__Yapılacak İş__. Aşağıdaki İstiklal Madalyası alan Ermenilerle ilgili yazıda "Kurtuluş Savaşı’nda Osmanlı-Türk" ifadesinden "Ancak o zaman..." ifadesine kadar olan kısmı, iki ifade de dahil olmak üzere hiçbir değişiklik yapmadan kopyalayın.

Gündem
  • 26.4.2009 11:03

İSTİKLAL MADALYASI SAHİBİ 13 ERMENİ...

Kurtuluş Savaşı’nda Osmanlı-Türk cephesinde savaşan bazı Ermeniler İstiklal Madalyası almıştı. Onların izini sürdük, 13’ünün hikayesine ulaştık...

Küçüklüğümün Tercan Amca’sı ile ne zaman bir sofraya oturulsa, eski günlerden bahsederlerdi babamla. Aynı masada bir Tercan daha olurdu; ağabeyim. Babam, kadim dostunun çocuğu olmayınca, adını yaşatmak için oğluna onun adını vermişti: Tercan Ali. Hiç bahsedilmezdi ama Tercan Amca, zamanında karısının bileziklerini satarak, kimseye söylemeden babamın bir borcunu kapatmıştı. Yaşça biraz büyüktü, “Oğlum” diye severdi babamı. O sofrada, kim Müslüman, kim Hıristiyandır konuşulmaz, Ermenilik nerede biter,
Türklük nerede başlar, karışırdı. Tercan Amca’nın Ermeniliğini, karısı ile çocuklarının değişik ve güzel isimlerinin anlamını sorduğumda öğrenmiştim. Ancak o zaman...

__Ham Veri__.
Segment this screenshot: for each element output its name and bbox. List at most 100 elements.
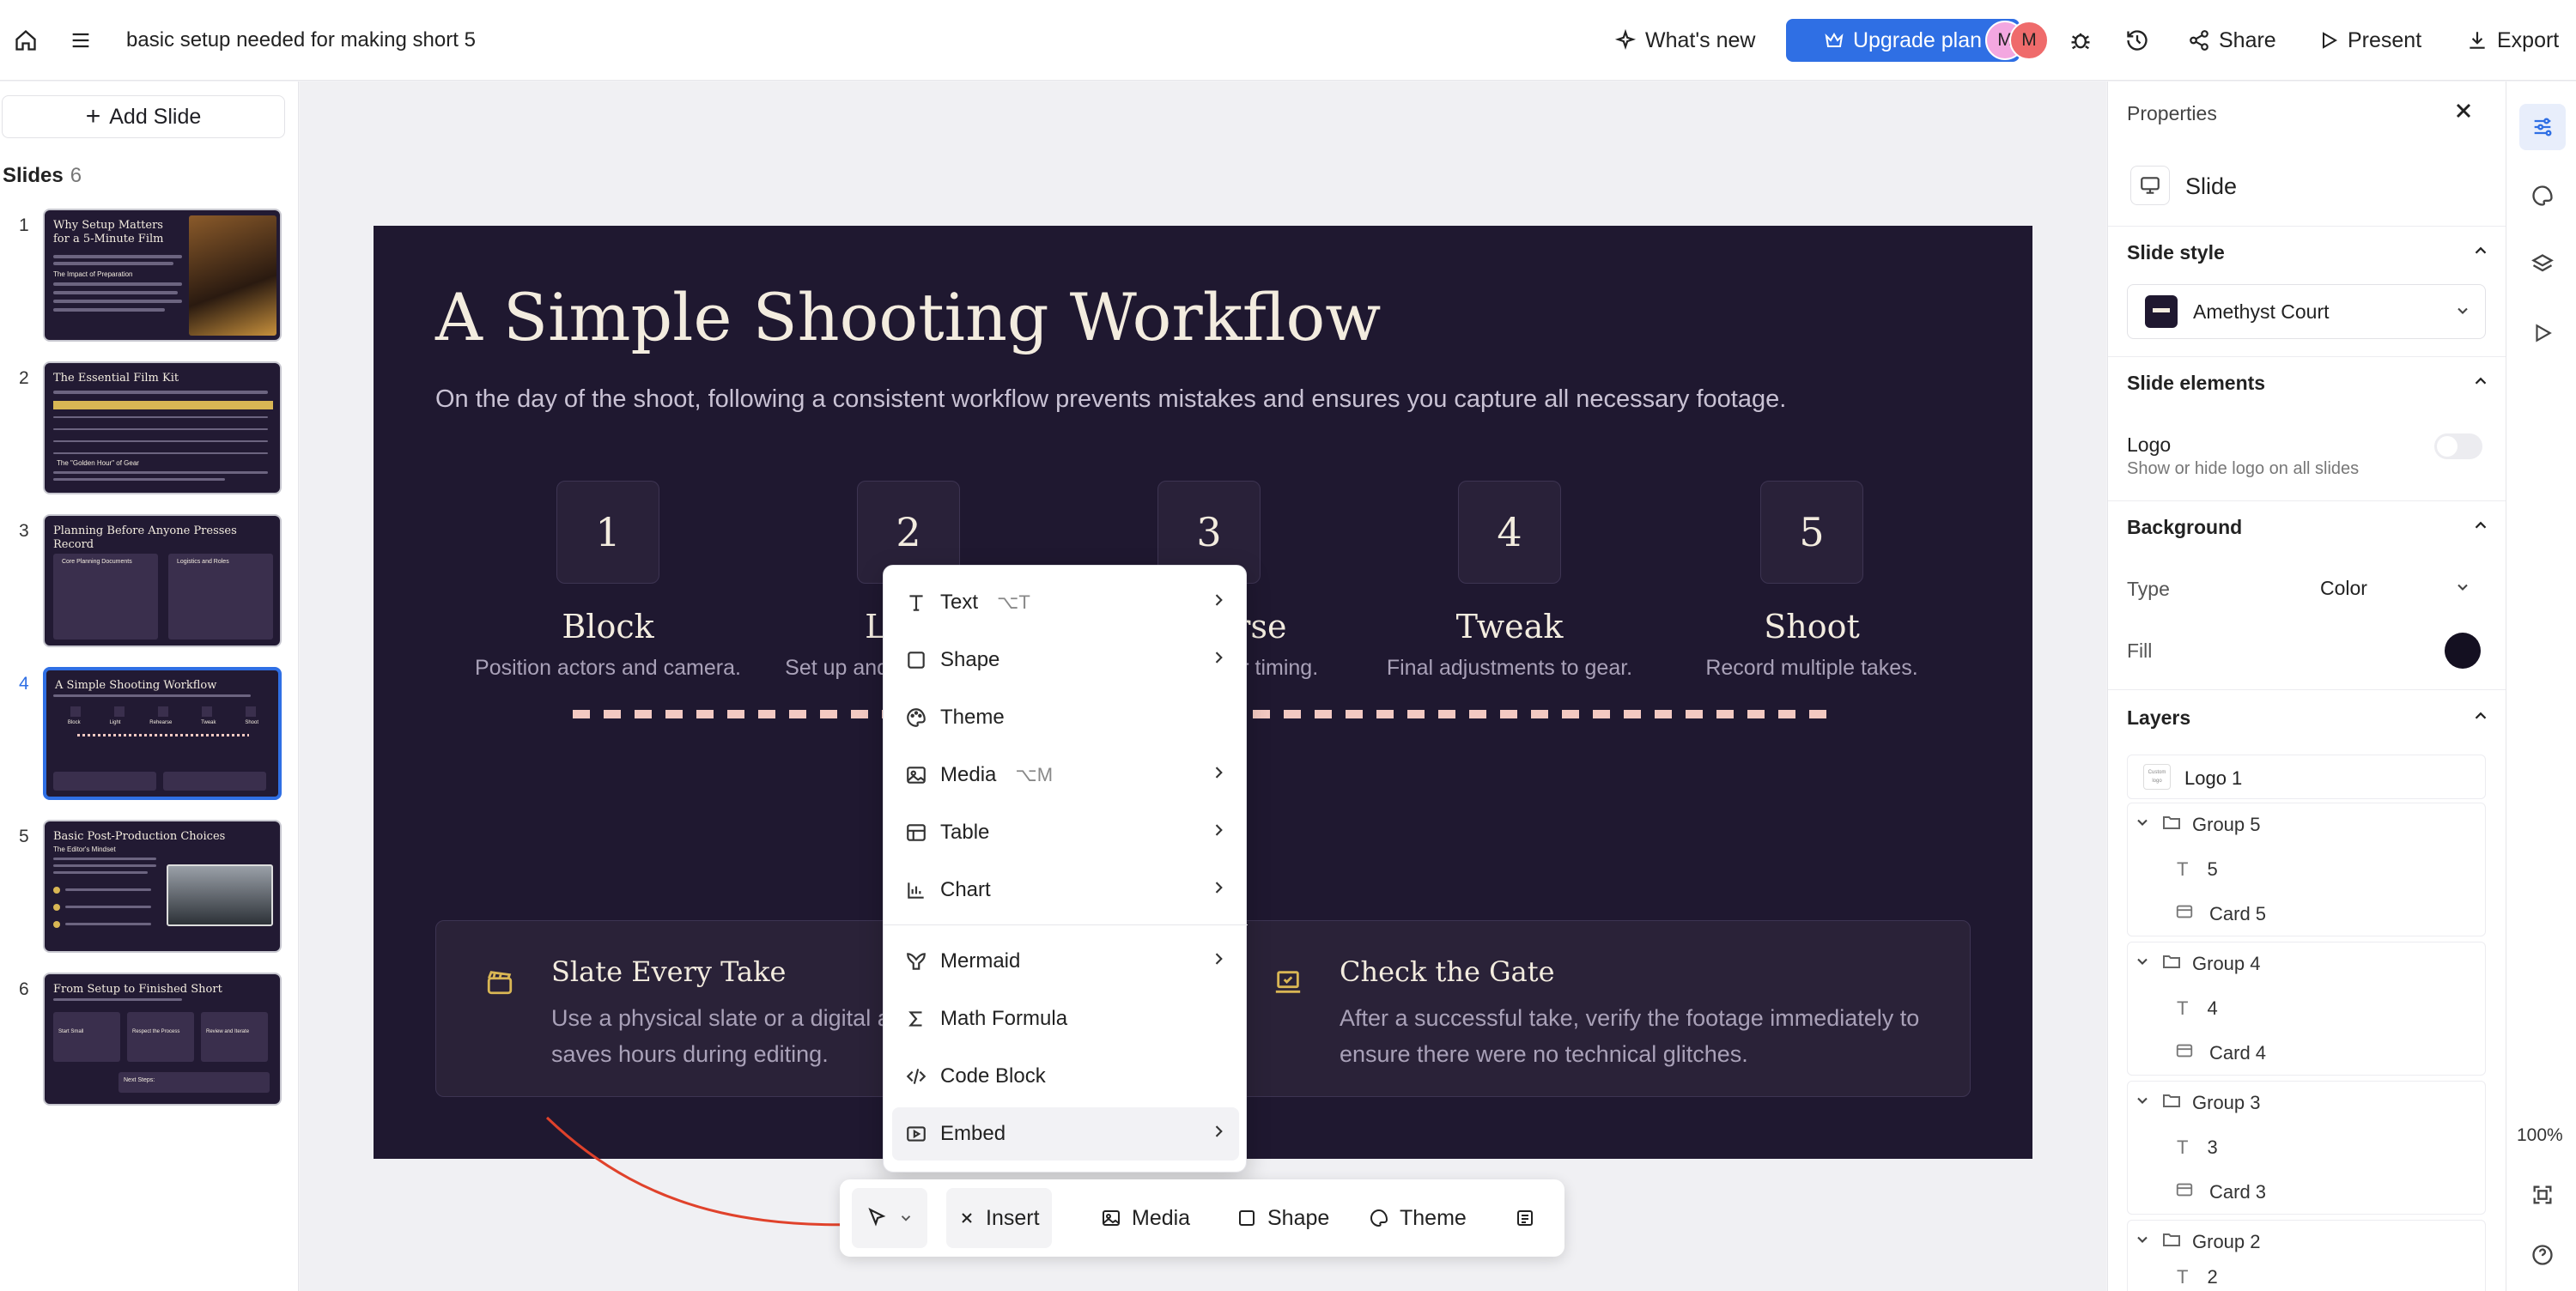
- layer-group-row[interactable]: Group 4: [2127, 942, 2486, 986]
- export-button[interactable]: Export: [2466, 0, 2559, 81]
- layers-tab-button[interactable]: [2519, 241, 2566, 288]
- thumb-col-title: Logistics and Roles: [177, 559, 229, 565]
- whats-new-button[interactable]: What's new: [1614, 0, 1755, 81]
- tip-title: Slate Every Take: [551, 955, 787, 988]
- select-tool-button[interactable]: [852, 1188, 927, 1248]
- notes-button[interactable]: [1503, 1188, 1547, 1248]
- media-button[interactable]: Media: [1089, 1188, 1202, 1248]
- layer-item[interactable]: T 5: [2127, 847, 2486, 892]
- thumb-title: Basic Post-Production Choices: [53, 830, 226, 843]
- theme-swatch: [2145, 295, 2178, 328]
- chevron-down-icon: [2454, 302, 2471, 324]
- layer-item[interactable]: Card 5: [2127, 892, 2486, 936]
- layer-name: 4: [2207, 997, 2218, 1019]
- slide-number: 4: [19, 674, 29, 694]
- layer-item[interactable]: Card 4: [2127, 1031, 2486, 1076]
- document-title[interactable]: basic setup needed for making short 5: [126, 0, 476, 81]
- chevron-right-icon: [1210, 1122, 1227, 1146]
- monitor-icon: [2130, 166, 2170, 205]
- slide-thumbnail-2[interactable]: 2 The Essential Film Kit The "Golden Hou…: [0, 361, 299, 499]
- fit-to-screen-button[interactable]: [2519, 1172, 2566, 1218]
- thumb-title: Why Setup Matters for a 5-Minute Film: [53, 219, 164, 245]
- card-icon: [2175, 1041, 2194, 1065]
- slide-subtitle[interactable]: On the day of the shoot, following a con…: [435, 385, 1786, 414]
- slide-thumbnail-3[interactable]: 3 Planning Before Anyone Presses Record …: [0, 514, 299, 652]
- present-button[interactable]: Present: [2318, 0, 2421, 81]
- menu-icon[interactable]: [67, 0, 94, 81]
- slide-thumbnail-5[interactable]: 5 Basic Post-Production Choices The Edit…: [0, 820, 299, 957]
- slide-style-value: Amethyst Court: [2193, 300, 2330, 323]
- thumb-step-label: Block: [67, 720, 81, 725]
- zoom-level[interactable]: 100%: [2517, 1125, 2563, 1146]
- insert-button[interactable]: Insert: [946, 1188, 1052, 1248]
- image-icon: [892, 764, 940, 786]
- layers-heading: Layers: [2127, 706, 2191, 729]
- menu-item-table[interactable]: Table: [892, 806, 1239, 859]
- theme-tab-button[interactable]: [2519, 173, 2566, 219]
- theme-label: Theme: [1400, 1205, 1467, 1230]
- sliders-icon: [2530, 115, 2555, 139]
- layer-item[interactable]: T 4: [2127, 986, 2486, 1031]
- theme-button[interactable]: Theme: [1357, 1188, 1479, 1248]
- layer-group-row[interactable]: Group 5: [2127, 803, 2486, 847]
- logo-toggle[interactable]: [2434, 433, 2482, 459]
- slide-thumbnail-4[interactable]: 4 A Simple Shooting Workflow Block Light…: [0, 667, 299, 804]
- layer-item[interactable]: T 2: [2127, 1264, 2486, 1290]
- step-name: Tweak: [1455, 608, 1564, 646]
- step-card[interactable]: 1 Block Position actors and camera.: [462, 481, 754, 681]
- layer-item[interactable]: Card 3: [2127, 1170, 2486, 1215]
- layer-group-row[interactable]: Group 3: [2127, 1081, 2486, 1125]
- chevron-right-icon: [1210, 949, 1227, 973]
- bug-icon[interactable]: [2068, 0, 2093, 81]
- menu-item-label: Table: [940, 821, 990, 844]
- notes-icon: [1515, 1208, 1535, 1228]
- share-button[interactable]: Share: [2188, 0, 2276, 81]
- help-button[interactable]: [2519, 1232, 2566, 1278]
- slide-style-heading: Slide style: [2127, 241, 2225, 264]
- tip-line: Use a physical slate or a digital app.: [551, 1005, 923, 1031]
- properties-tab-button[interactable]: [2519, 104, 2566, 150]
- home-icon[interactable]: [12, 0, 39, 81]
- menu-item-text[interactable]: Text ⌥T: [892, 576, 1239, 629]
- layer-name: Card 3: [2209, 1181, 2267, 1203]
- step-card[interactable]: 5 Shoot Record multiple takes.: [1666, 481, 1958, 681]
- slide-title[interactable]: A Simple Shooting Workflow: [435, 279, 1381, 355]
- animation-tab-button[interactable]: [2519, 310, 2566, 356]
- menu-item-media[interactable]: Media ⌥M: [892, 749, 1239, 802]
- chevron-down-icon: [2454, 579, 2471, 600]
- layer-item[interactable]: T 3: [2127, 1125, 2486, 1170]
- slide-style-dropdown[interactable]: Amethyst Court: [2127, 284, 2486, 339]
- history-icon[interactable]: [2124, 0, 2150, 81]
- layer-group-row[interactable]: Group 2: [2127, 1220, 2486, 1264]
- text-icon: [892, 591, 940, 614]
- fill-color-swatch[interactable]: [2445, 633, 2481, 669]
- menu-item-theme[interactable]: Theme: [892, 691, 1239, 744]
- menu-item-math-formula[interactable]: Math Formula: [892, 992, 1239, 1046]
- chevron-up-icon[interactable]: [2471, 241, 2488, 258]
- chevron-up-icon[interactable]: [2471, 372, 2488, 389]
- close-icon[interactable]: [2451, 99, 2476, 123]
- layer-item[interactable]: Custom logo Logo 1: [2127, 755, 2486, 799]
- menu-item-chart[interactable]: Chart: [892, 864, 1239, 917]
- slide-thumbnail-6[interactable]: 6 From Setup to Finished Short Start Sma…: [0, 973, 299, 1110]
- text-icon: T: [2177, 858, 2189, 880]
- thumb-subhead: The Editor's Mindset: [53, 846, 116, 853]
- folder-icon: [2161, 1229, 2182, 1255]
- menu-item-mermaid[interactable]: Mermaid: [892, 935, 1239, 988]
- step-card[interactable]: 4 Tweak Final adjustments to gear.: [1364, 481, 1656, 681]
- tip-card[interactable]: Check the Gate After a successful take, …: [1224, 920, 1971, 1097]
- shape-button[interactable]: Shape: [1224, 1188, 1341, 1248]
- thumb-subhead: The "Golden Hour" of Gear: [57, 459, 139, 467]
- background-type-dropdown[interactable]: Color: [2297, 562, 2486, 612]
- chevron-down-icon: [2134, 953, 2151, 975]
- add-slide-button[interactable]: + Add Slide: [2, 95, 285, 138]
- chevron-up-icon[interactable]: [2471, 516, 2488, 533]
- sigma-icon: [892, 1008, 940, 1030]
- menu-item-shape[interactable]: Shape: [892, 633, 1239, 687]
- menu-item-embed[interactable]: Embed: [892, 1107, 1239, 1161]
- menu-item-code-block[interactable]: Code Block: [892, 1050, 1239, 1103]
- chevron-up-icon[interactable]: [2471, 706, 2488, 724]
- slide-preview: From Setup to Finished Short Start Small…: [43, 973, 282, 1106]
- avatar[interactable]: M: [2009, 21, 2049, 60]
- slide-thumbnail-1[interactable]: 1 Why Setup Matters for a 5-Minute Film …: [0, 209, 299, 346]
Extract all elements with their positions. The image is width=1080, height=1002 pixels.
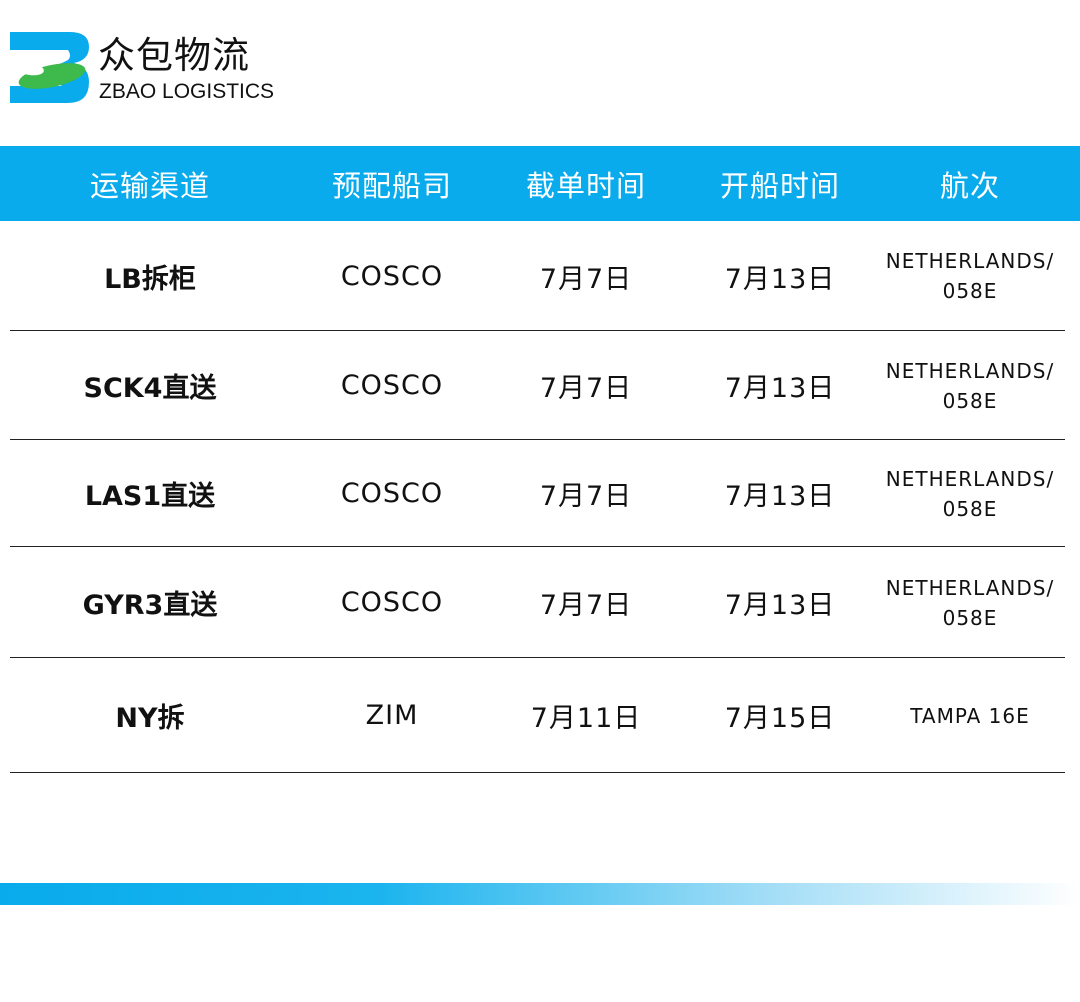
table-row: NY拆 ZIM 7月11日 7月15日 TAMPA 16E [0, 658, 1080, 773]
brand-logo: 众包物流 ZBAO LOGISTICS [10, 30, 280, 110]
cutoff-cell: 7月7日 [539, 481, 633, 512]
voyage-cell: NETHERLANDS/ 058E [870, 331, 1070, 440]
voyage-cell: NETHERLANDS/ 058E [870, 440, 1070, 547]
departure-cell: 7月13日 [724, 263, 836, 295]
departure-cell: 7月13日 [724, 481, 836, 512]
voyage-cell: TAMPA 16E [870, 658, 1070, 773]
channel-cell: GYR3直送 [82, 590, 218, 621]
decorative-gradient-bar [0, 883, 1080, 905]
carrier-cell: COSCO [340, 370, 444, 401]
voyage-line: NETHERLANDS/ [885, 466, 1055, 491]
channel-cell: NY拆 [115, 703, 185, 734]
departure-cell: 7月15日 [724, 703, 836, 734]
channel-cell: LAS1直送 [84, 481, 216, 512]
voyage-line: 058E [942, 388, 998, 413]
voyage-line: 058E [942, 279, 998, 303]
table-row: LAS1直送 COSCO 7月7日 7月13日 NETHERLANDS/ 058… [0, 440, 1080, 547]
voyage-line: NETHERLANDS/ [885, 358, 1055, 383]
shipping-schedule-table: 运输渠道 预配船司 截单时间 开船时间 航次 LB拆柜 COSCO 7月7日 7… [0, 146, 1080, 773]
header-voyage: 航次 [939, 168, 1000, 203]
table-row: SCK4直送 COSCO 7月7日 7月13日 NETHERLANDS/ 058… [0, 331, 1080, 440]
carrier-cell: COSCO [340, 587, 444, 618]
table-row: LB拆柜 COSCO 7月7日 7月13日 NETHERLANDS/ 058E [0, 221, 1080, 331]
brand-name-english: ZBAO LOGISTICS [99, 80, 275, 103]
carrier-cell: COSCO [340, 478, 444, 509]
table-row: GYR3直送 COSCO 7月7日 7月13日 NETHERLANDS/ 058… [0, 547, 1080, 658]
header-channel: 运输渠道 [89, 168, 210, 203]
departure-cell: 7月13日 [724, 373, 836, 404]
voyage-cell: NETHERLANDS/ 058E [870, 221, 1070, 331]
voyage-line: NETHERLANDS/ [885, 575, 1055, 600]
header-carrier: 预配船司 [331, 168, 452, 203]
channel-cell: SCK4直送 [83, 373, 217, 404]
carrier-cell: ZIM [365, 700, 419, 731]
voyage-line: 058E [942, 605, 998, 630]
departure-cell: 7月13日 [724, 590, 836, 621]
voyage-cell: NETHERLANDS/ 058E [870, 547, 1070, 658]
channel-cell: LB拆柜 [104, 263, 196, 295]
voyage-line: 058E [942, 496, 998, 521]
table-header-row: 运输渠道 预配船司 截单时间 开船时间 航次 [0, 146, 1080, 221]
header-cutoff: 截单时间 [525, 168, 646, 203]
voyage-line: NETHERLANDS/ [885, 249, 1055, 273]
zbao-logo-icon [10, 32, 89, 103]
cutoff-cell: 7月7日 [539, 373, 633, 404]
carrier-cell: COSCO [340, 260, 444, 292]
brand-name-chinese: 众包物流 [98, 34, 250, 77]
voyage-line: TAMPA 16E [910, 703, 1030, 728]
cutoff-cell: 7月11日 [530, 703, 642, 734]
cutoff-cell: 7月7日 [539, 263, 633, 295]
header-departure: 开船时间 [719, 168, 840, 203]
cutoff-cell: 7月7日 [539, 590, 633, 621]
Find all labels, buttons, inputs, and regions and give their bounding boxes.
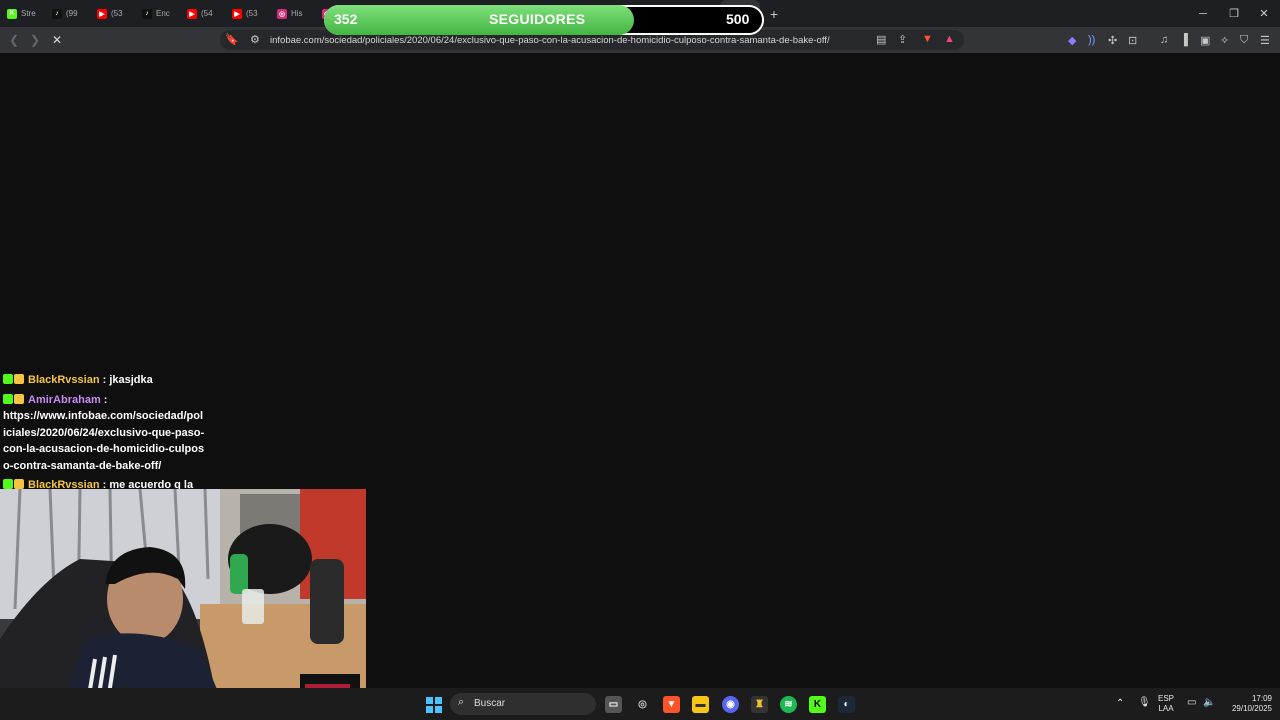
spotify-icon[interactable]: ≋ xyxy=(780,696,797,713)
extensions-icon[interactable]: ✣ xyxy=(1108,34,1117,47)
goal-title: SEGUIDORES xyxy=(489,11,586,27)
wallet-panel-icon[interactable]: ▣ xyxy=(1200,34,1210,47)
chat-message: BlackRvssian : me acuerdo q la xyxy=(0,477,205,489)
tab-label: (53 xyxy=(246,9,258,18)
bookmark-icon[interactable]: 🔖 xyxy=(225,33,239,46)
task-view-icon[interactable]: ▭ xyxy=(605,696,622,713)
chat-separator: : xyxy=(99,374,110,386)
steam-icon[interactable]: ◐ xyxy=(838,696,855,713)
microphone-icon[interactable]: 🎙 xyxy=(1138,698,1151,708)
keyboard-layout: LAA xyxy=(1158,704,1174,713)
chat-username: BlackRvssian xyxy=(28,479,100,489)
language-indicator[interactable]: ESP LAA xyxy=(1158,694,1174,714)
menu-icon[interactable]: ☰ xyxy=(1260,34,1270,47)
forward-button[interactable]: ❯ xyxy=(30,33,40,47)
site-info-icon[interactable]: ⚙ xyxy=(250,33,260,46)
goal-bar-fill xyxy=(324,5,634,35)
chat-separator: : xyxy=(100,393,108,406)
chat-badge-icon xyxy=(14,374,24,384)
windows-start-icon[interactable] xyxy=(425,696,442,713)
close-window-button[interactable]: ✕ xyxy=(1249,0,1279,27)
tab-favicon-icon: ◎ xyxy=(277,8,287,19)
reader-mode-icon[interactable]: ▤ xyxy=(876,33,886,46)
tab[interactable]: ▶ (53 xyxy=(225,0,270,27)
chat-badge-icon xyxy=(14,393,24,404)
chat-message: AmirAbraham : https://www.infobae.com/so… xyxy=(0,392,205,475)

__Nihai Sonuç__.
Kurtuluş Savaşı’nda Osmanlı-Türk cephesinde savaşan bazı Ermeniler İstiklal Madalyası almıştı. Onların izini sürdük, 13’ünün hikayesine ulaştık...

Küçüklüğümün Tercan Amca’sı ile ne zaman bir sofraya oturulsa, eski günlerden bahsederlerdi babamla. Aynı masada bir Tercan daha olurdu; ağabeyim. Babam, kadim dostunun çocuğu olmayınca, adını yaşatmak için oğluna onun adını vermişti: Tercan Ali. Hiç bahsedilmezdi ama Tercan Amca, zamanında karısının bileziklerini satarak, kimseye söylemeden babamın bir borcunu kapatmıştı. Yaşça biraz büyüktü, “Oğlum” diye severdi babamı. O sofrada, kim Müslüman, kim Hıristiyandır konuşulmaz, Ermenilik nerede biter,
Türklük nerede başlar, karışırdı. Tercan Amca’nın Ermeniliğini, karısı ile çocuklarının değişik ve güzel isimlerinin anlamını sorduğumda öğrenmiştim. Ancak o zaman...